START Stored records

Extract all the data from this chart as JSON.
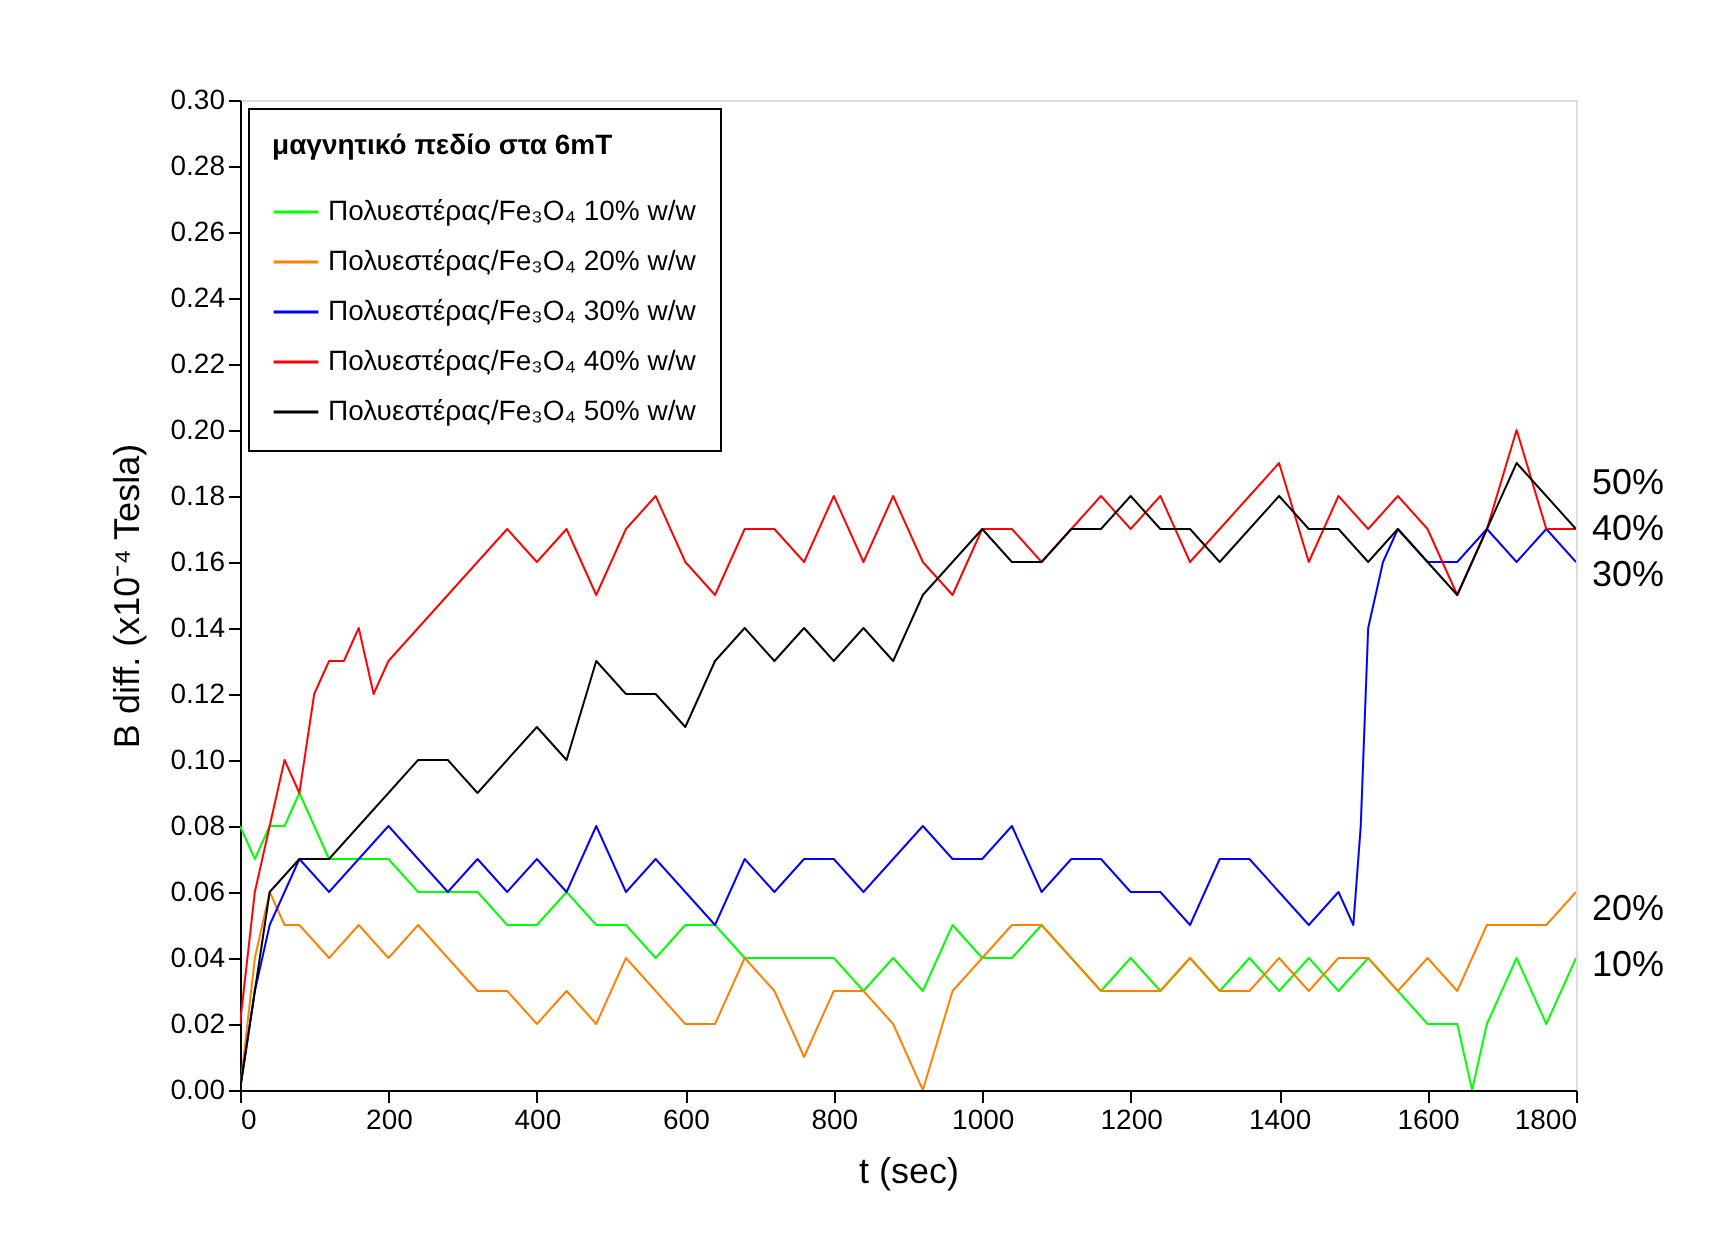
{
  "chart_data": {
    "type": "line",
    "xlabel": "t (sec)",
    "ylabel": "B diff. (x10⁻⁴ Tesla)",
    "legend_title": "μαγνητικό πεδίο στα 6mT",
    "legend": "top left",
    "grid": false,
    "line_style": "solid",
    "marker": "none",
    "xlim": [
      0,
      1800
    ],
    "xticks": [
      0,
      200,
      400,
      600,
      800,
      1000,
      1200,
      1400,
      1600,
      1800
    ],
    "ylim": [
      0,
      0.3
    ],
    "yticks": [
      {
        "value": 0,
        "label": "0.00"
      },
      {
        "value": 0.02,
        "label": "0.02"
      },
      {
        "value": 0.04,
        "label": "0.04"
      },
      {
        "value": 0.06,
        "label": "0.06"
      },
      {
        "value": 0.08,
        "label": "0.08"
      },
      {
        "value": 0.1,
        "label": "0.10"
      },
      {
        "value": 0.12,
        "label": "0.12"
      },
      {
        "value": 0.14,
        "label": "0.14"
      },
      {
        "value": 0.16,
        "label": "0.16"
      },
      {
        "value": 0.18,
        "label": "0.18"
      },
      {
        "value": 0.2,
        "label": "0.20"
      },
      {
        "value": 0.22,
        "label": "0.22"
      },
      {
        "value": 0.24,
        "label": "0.24"
      },
      {
        "value": 0.26,
        "label": "0.26"
      },
      {
        "value": 0.28,
        "label": "0.28"
      },
      {
        "value": 0.3,
        "label": "0.30"
      }
    ],
    "series": [
      {
        "name": "Πολυεστέρας/Fe₃O₄ 10% w/w",
        "color": "#00ff00",
        "x": [
          0,
          20,
          40,
          60,
          80,
          120,
          160,
          200,
          240,
          280,
          320,
          360,
          400,
          440,
          480,
          520,
          560,
          600,
          640,
          680,
          720,
          760,
          800,
          840,
          880,
          920,
          960,
          1000,
          1040,
          1080,
          1120,
          1160,
          1200,
          1240,
          1280,
          1320,
          1360,
          1400,
          1440,
          1480,
          1520,
          1560,
          1600,
          1640,
          1660,
          1680,
          1720,
          1760,
          1800
        ],
        "values": [
          0.08,
          0.07,
          0.08,
          0.08,
          0.09,
          0.07,
          0.07,
          0.07,
          0.06,
          0.06,
          0.06,
          0.05,
          0.05,
          0.06,
          0.05,
          0.05,
          0.04,
          0.05,
          0.05,
          0.04,
          0.04,
          0.04,
          0.04,
          0.03,
          0.04,
          0.03,
          0.05,
          0.04,
          0.04,
          0.05,
          0.04,
          0.03,
          0.04,
          0.03,
          0.04,
          0.03,
          0.04,
          0.03,
          0.04,
          0.03,
          0.04,
          0.03,
          0.02,
          0.02,
          0.0,
          0.02,
          0.04,
          0.02,
          0.04
        ]
      },
      {
        "name": "Πολυεστέρας/Fe₃O₄ 20% w/w",
        "color": "#ff8000",
        "x": [
          0,
          20,
          40,
          60,
          80,
          120,
          160,
          200,
          240,
          280,
          320,
          360,
          400,
          440,
          480,
          520,
          560,
          600,
          640,
          680,
          720,
          760,
          800,
          840,
          880,
          920,
          960,
          1000,
          1040,
          1080,
          1120,
          1160,
          1200,
          1240,
          1280,
          1320,
          1360,
          1400,
          1440,
          1480,
          1520,
          1560,
          1600,
          1640,
          1680,
          1720,
          1760,
          1800
        ],
        "values": [
          0.0,
          0.04,
          0.06,
          0.05,
          0.05,
          0.04,
          0.05,
          0.04,
          0.05,
          0.04,
          0.03,
          0.03,
          0.02,
          0.03,
          0.02,
          0.04,
          0.03,
          0.02,
          0.02,
          0.04,
          0.03,
          0.01,
          0.03,
          0.03,
          0.02,
          0.0,
          0.03,
          0.04,
          0.05,
          0.05,
          0.04,
          0.03,
          0.03,
          0.03,
          0.04,
          0.03,
          0.03,
          0.04,
          0.03,
          0.04,
          0.04,
          0.03,
          0.04,
          0.03,
          0.05,
          0.05,
          0.05,
          0.06
        ]
      },
      {
        "name": "Πολυεστέρας/Fe₃O₄ 30% w/w",
        "color": "#0000ff",
        "x": [
          0,
          20,
          40,
          60,
          80,
          120,
          160,
          200,
          240,
          280,
          320,
          360,
          400,
          440,
          480,
          520,
          560,
          600,
          640,
          680,
          720,
          760,
          800,
          840,
          880,
          920,
          960,
          1000,
          1040,
          1080,
          1120,
          1160,
          1200,
          1240,
          1280,
          1320,
          1360,
          1400,
          1440,
          1480,
          1500,
          1510,
          1520,
          1540,
          1560,
          1600,
          1640,
          1680,
          1720,
          1760,
          1800
        ],
        "values": [
          0.0,
          0.03,
          0.05,
          0.06,
          0.07,
          0.06,
          0.07,
          0.08,
          0.07,
          0.06,
          0.07,
          0.06,
          0.07,
          0.06,
          0.08,
          0.06,
          0.07,
          0.06,
          0.05,
          0.07,
          0.06,
          0.07,
          0.07,
          0.06,
          0.07,
          0.08,
          0.07,
          0.07,
          0.08,
          0.06,
          0.07,
          0.07,
          0.06,
          0.06,
          0.05,
          0.07,
          0.07,
          0.06,
          0.05,
          0.06,
          0.05,
          0.08,
          0.14,
          0.16,
          0.17,
          0.16,
          0.16,
          0.17,
          0.16,
          0.17,
          0.16
        ]
      },
      {
        "name": "Πολυεστέρας/Fe₃O₄ 40% w/w",
        "color": "#ff0000",
        "x": [
          0,
          20,
          40,
          60,
          80,
          100,
          120,
          140,
          160,
          180,
          200,
          240,
          280,
          320,
          360,
          400,
          440,
          480,
          520,
          560,
          600,
          640,
          680,
          720,
          760,
          800,
          840,
          880,
          920,
          960,
          1000,
          1040,
          1080,
          1120,
          1160,
          1200,
          1240,
          1280,
          1320,
          1360,
          1400,
          1440,
          1480,
          1520,
          1560,
          1600,
          1640,
          1680,
          1720,
          1760,
          1800
        ],
        "values": [
          0.02,
          0.06,
          0.08,
          0.1,
          0.09,
          0.12,
          0.13,
          0.13,
          0.14,
          0.12,
          0.13,
          0.14,
          0.15,
          0.16,
          0.17,
          0.16,
          0.17,
          0.15,
          0.17,
          0.18,
          0.16,
          0.15,
          0.17,
          0.17,
          0.16,
          0.18,
          0.16,
          0.18,
          0.16,
          0.15,
          0.17,
          0.17,
          0.16,
          0.17,
          0.18,
          0.17,
          0.18,
          0.16,
          0.17,
          0.18,
          0.19,
          0.16,
          0.18,
          0.17,
          0.18,
          0.17,
          0.15,
          0.17,
          0.2,
          0.17,
          0.17
        ]
      },
      {
        "name": "Πολυεστέρας/Fe₃O₄ 50% w/w",
        "color": "#000000",
        "x": [
          0,
          40,
          80,
          120,
          160,
          200,
          240,
          280,
          320,
          360,
          400,
          440,
          480,
          520,
          560,
          600,
          640,
          680,
          720,
          760,
          800,
          840,
          880,
          920,
          960,
          1000,
          1040,
          1080,
          1120,
          1160,
          1200,
          1240,
          1280,
          1320,
          1360,
          1400,
          1440,
          1480,
          1520,
          1560,
          1600,
          1640,
          1680,
          1720,
          1760,
          1800
        ],
        "values": [
          0.0,
          0.06,
          0.07,
          0.07,
          0.08,
          0.09,
          0.1,
          0.1,
          0.09,
          0.1,
          0.11,
          0.1,
          0.13,
          0.12,
          0.12,
          0.11,
          0.13,
          0.14,
          0.13,
          0.14,
          0.13,
          0.14,
          0.13,
          0.15,
          0.16,
          0.17,
          0.16,
          0.16,
          0.17,
          0.17,
          0.18,
          0.17,
          0.17,
          0.16,
          0.17,
          0.18,
          0.17,
          0.17,
          0.16,
          0.17,
          0.16,
          0.15,
          0.17,
          0.19,
          0.18,
          0.17
        ]
      }
    ],
    "annotations": [
      "50%",
      "40%",
      "30%",
      "20%",
      "10%"
    ]
  }
}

END Stored records

Exercise aim: Search the listing for the word "color" and return each line that holds it.

Written solution:
        "color": "#00ff00",
        "color": "#ff8000",
        "color": "#0000ff",
        "color": "#ff0000",
        "color": "#000000",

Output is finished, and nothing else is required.